— start Record list —

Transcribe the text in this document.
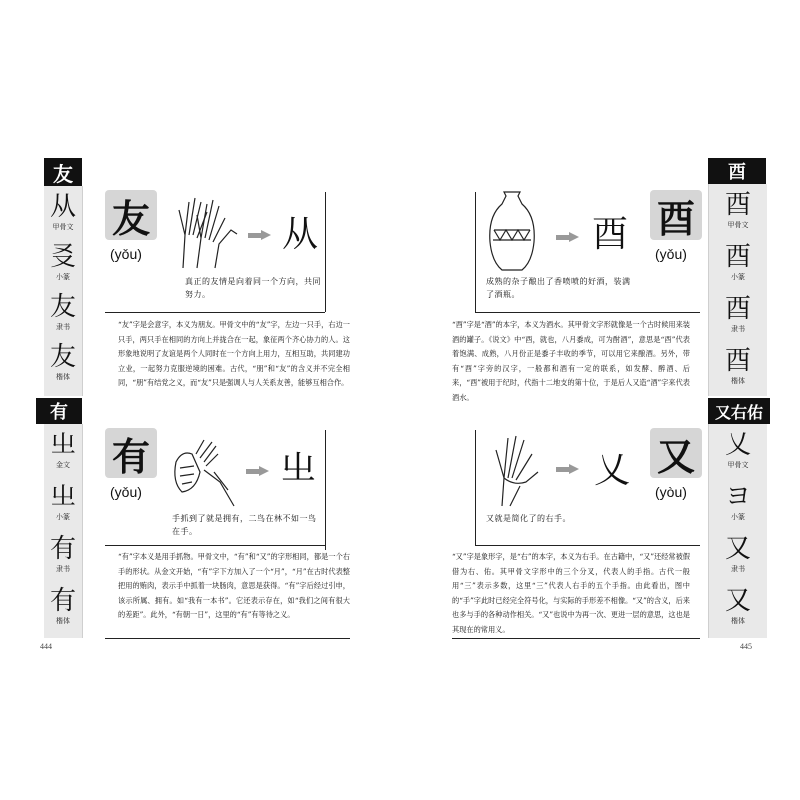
友
从
甲骨文
㕛
小篆
友
隶书
友
楷体
友
(yǒu)	从
真正的友情是向着同一个方向，共同努力。
“友”字是会意字，本义为朋友。甲骨文中的“友”字，左边一只手，右边一只手，两只手在相同的方向上并拢合在一起，象征两个齐心协力的人。这形象地说明了友谊是两个人同时在一个方向上用力，互相互助，共同建功立业，一起努力克服逆境的困难。古代，“朋”和“友”的含义并不完全相同，“朋”有结党之义，而“友”只是强调人与人关系友善，能够互相合作。
有
㞢
金文
㞢
小篆
有
隶书
有
楷体
有
(yǒu)
㞢
手抓到了就是拥有，二鸟在林不如一鸟在手。
“有”字本义是用手抓物。甲骨文中，“有”和“又”的字形相同，都是一个右手的形状。从金文开始，“有”字下方加入了一个“月”，“月”在古时代表整把用的贿肉，表示手中抓着一块肠肉，意思是获得。“有”字后经过引申，该示所属、拥有。如“我有一本书”。它还表示存在，如“我们之间有很大的差距”。此外，“有朝一日”，这里的“有”有等待之义。
444
酉
酉
甲骨文
酉
小篆
酉
隶书
酉
楷体
酉 酉
(yǒu)
成熟的杂子酿出了香喷喷的好酒，装满了酒瓶。
“酉”字是“酒”的本字，本义为酒水。其甲骨文字形就像是一个古时候用来装酒的罐子。《说文》中“酉，就也，八月黍成，可为酎酒”，意思是“酉”代表着饱满、成熟，八月份正是黍子丰收的季节，可以用它来酿酒。另外，带有“酉”字旁的汉字，一般都和酒有一定的联系，如发酵、醉酒、后来，“酉”被用于纪时，代指十二地支的第十位，于是后人又造“酒”字来代表酒水。
又右佑
乂
甲骨文
ヨ
小篆
又
隶书
又
楷体
乂 又
(yòu)
又就是简化了的右手。
“又”字是象形字，是“右”的本字，本义为右手。在古籍中，“又”还经常被假借为右、佑。其甲骨文字形中的三个分叉，代表人的手指。古代一般用“三”表示多数，这里“三”代表人右手的五个手指。由此看出，图中的“手”字此时已经完全符号化，与实际的手形差不相像。“又”的含义，后来也多与手的各种动作相关。“又”也说中为再一次、更进一层的意思，这也是其现在的常用义。
445
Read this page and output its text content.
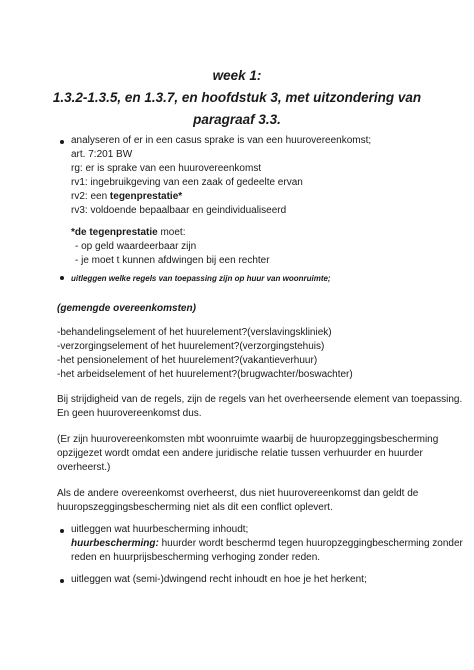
week 1:
1.3.2-1.3.5, en 1.3.7, en hoofdstuk 3, met uitzondering van
paragraaf 3.3.
analyseren of er in een casus sprake is van een huurovereenkomst;
art. 7:201 BW
rg: er is sprake van een huurovereenkomst
rv1: ingebruikgeving van een zaak of gedeelte ervan
rv2: een tegenprestatie*
rv3: voldoende bepaalbaar en geindividualiseerd
*de tegenprestatie moet:
- op geld waardeerbaar zijn
- je moet t kunnen afdwingen bij een rechter
uitleggen welke regels van toepassing zijn op huur van woonruimte;
(gemengde overeenkomsten)
-behandelingselement of het huurelement?(verslavingskliniek)
-verzorgingselement of het huurelement?(verzorgingstehuis)
-het pensionelement of het huurelement?(vakantieverhuur)
-het arbeidselement of het huurelement?(brugwachter/boswachter)
Bij strijdigheid van de regels, zijn de regels van het overheersende element van toepassing.
En geen huurovereenkomst dus.
(Er zijn huurovereenkomsten mbt woonruimte waarbij de huuropzeggingsbescherming
opzijgezet wordt omdat een andere juridische relatie tussen verhuurder en huurder
overheerst.)
Als de andere overeenkomst overheerst, dus niet huurovereenkomst dan geldt de
huuropszeggingsbescherming niet als dit een conflict oplevert.
uitleggen wat huurbescherming inhoudt;
huurbescherming: huurder wordt beschermd tegen huuropzeggingbescherming zonder
reden en huurprijsbescherming verhoging zonder reden.
uitleggen wat (semi-)dwingend recht inhoudt en hoe je het herkent;
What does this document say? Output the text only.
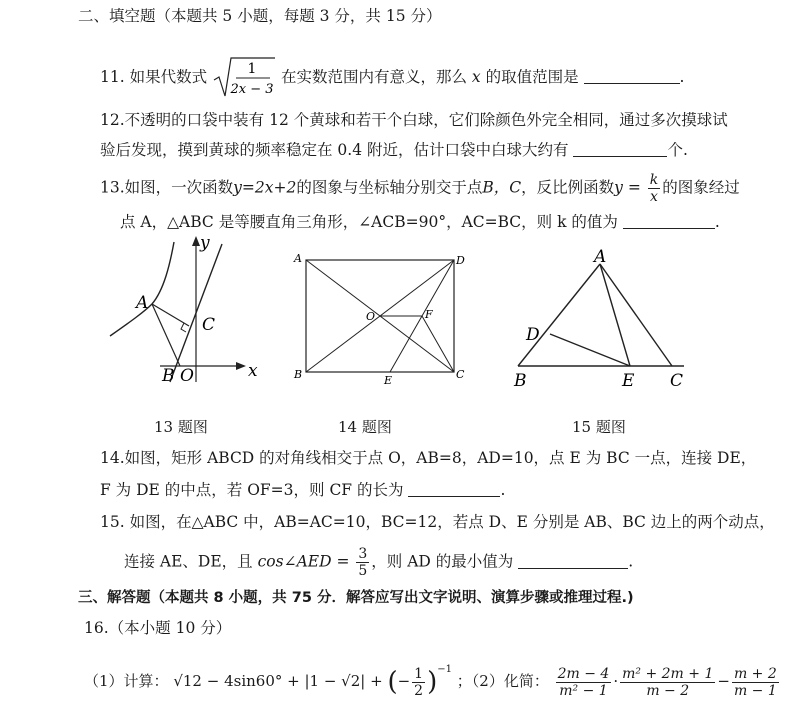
二、填空题（本题共 5 小题，每题 3 分，共 15 分）
11. 如果代数式	1
2x − 3
在实数范围内有意义，那么 x 的取值范围是	.
12.不透明的口袋中装有 12 个黄球和若干个白球，它们除颜色外完全相同，通过多次摸球试
验后发现，摸到黄球的频率稳定在 0.4 附近，估计口袋中白球大约有	个.
13.如图，一次函数y=2x+2的图象与坐标轴分别交于点B，C，反比例函数$y = \frac{k}{x}$ 的图象经过
点 A，△ABC 是等腰直角三角形，∠ACB=90°，AC=BC，则 k 的值为	.
y
x
A
C
B O
13 题图
A	D
B	C
E
F
O
14 题图
A
D
B	E C
15 题图
14.如图，矩形 ABCD 的对角线相交于点 O，AB=8，AD=10，点 E 为 BC 一点，连接 DE，
F 为 DE 的中点，若 OF=3，则 CF 的长为	.
15. 如图，在△ABC 中，AB=AC=10，BC=12，若点 D、E 分别是 AB、BC 边上的两个动点，
连接 AE、DE，且 cos∠AED = $\frac{3}{5}$ ，则 AD 的最小值为	.
三、解答题（本题共 8 小题，共 75 分．解答应写出文字说明、演算步骤或推理过程.)
16.（本小题 10 分）
（1）计算： √12 − 4sin60° + |1 − √2| + (− $\frac{1}{2} )^{-1}$ ；（2）化简： $\frac{2m - 4}{\text{m² − 1}} \cdot \frac{\text{m² + 2m + 1}}{m - 2} - \frac{m + 2}{m - 1}$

— end Record list —

■ **Given exercise**
Every line from the one with "What does this" through the last line of the material gets printed exactly, and nothing more. Omit the pictures.

■ **Task result**
What does this document say? Output the text only.
二、填空题（本题共 5 小题，每题 3 分，共 15 分）
11. 如果代数式	1
2x − 3
在实数范围内有意义，那么 x 的取值范围是	.
12.不透明的口袋中装有 12 个黄球和若干个白球，它们除颜色外完全相同，通过多次摸球试
验后发现，摸到黄球的频率稳定在 0.4 附近，估计口袋中白球大约有	个.
13.如图，一次函数y=2x+2的图象与坐标轴分别交于点B，C，反比例函数$y = \frac{k}{x}$ 的图象经过
点 A，△ABC 是等腰直角三角形，∠ACB=90°，AC=BC，则 k 的值为	.
y
x
A
C
B O
13 题图
A	D
B	C
E
F
O
14 题图
A
D
B	E C
15 题图
14.如图，矩形 ABCD 的对角线相交于点 O，AB=8，AD=10，点 E 为 BC 一点，连接 DE，
F 为 DE 的中点，若 OF=3，则 CF 的长为	.
15. 如图，在△ABC 中，AB=AC=10，BC=12，若点 D、E 分别是 AB、BC 边上的两个动点，
连接 AE、DE，且 cos∠AED = $\frac{3}{5}$ ，则 AD 的最小值为	.
三、解答题（本题共 8 小题，共 75 分．解答应写出文字说明、演算步骤或推理过程.)
16.（本小题 10 分）
（1）计算： √12 − 4sin60° + |1 − √2| + (− $\frac{1}{2} )^{-1}$ ；（2）化简： $\frac{2m - 4}{\text{m² − 1}} \cdot \frac{\text{m² + 2m + 1}}{m - 2} - \frac{m + 2}{m - 1}$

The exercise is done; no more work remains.